» Required task:
Select the lines below containing the word "services".

====== Extracted data

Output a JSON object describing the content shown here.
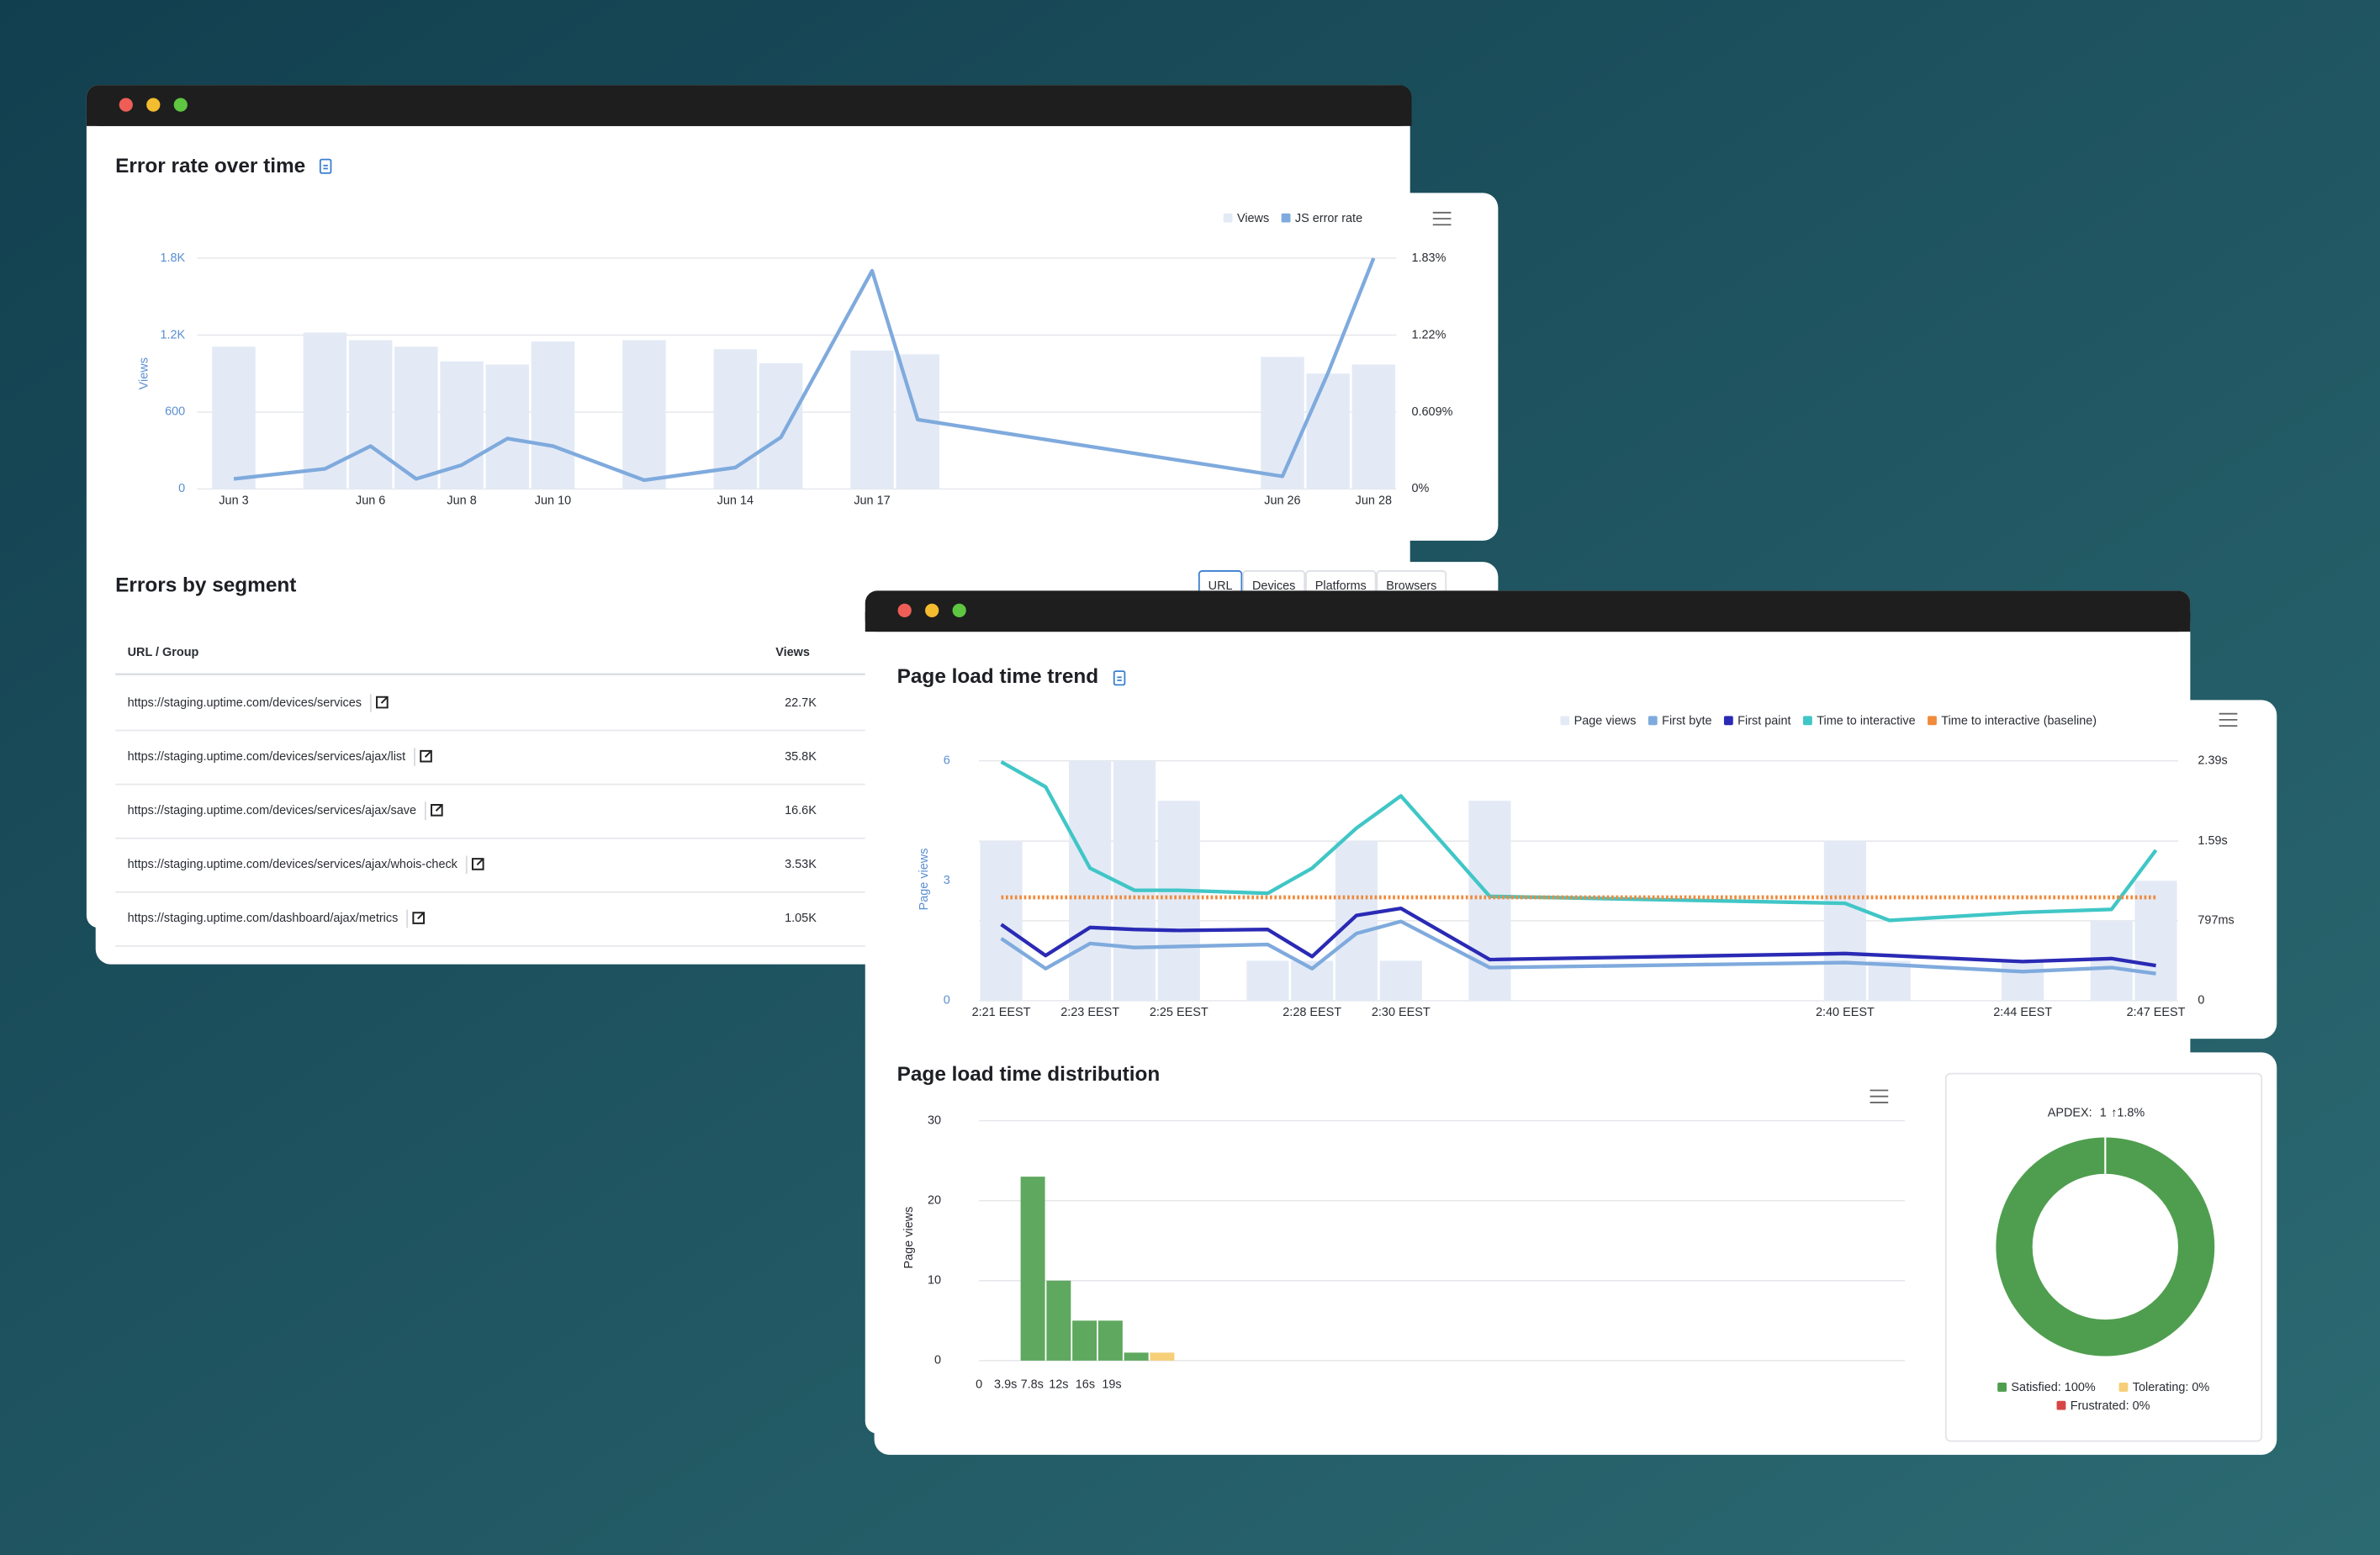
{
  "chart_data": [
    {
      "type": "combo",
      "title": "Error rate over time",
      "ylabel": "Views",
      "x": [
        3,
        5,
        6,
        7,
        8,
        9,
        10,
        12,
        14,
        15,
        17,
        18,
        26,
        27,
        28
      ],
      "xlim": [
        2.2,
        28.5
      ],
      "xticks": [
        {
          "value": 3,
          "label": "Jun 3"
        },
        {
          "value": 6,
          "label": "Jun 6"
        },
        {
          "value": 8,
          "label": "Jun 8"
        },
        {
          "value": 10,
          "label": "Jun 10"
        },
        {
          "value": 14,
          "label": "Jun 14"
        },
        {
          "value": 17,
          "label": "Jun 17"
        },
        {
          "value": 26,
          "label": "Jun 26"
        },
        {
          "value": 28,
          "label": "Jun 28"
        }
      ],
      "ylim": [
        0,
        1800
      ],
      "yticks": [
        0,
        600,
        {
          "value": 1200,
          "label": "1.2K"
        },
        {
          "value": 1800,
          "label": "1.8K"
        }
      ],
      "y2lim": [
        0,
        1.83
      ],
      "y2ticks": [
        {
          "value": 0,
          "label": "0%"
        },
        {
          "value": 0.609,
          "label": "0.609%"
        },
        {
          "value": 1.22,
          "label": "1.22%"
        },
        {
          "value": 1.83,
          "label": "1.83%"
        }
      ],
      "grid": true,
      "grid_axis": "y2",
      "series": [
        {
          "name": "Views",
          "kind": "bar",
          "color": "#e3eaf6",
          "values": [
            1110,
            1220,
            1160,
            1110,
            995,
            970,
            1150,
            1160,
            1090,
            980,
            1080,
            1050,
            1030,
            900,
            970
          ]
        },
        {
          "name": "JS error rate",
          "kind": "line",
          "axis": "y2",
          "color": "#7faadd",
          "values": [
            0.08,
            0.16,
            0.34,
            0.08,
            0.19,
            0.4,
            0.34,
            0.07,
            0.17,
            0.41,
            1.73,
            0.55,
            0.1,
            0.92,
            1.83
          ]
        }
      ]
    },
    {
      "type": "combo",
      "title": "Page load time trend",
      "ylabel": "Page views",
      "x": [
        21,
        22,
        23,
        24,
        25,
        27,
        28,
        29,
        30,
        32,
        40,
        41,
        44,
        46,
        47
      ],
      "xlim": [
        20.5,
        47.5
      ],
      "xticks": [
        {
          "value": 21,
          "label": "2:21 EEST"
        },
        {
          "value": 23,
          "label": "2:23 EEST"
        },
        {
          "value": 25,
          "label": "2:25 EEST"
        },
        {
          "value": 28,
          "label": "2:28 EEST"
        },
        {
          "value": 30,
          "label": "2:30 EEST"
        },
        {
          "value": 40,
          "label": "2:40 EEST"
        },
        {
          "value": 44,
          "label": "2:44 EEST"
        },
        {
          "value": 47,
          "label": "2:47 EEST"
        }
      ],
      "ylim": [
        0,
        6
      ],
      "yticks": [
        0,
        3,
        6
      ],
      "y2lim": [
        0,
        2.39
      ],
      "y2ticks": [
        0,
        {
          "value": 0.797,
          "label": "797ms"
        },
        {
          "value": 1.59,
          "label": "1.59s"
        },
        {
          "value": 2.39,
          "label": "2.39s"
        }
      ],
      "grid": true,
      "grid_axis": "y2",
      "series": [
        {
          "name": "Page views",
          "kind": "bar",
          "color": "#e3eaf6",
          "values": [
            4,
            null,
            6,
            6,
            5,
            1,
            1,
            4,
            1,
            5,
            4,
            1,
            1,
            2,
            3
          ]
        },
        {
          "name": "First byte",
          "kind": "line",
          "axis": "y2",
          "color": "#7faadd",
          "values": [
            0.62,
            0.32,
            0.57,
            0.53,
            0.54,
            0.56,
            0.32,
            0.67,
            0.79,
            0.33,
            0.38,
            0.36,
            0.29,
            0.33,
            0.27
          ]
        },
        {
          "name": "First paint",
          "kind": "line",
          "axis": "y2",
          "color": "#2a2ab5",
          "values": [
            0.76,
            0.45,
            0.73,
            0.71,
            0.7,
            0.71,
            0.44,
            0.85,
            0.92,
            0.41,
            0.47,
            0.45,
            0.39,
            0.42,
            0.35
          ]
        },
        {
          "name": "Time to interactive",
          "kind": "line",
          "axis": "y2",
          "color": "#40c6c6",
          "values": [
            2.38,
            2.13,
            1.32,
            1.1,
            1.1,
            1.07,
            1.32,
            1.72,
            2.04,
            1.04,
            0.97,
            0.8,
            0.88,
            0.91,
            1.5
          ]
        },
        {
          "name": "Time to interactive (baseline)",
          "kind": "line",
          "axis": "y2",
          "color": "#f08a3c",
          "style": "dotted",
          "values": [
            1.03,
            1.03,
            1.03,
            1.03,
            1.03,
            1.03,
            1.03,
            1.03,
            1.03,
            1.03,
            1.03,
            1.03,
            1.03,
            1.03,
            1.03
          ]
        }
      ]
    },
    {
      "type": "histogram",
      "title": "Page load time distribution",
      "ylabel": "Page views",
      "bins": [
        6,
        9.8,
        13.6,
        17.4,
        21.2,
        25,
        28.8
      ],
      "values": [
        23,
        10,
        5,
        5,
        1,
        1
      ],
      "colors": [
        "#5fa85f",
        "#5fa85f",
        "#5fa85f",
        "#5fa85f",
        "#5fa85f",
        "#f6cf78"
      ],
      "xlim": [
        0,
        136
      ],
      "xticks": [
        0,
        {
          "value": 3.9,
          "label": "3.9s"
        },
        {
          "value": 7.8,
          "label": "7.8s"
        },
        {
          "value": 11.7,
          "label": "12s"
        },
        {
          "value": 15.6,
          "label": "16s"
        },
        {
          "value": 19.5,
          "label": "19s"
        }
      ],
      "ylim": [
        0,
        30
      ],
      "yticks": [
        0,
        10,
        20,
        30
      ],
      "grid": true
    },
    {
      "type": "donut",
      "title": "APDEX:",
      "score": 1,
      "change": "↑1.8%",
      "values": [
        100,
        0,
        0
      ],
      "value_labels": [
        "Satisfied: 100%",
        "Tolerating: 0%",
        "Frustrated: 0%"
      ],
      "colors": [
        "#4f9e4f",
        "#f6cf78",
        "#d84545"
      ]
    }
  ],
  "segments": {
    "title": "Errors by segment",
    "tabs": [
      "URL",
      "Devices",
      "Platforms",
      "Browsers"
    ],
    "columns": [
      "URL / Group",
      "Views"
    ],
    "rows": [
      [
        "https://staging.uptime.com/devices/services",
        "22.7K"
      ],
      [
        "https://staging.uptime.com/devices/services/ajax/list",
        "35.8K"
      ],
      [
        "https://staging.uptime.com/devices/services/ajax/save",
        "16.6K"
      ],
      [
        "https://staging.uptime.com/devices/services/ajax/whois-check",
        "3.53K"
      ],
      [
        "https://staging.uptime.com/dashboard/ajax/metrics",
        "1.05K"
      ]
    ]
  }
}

============

» Result of the exercise:
        "https://staging.uptime.com/devices/services",
        "https://staging.uptime.com/devices/services/ajax/list",
        "https://staging.uptime.com/devices/services/ajax/save",
        "https://staging.uptime.com/devices/services/ajax/whois-check",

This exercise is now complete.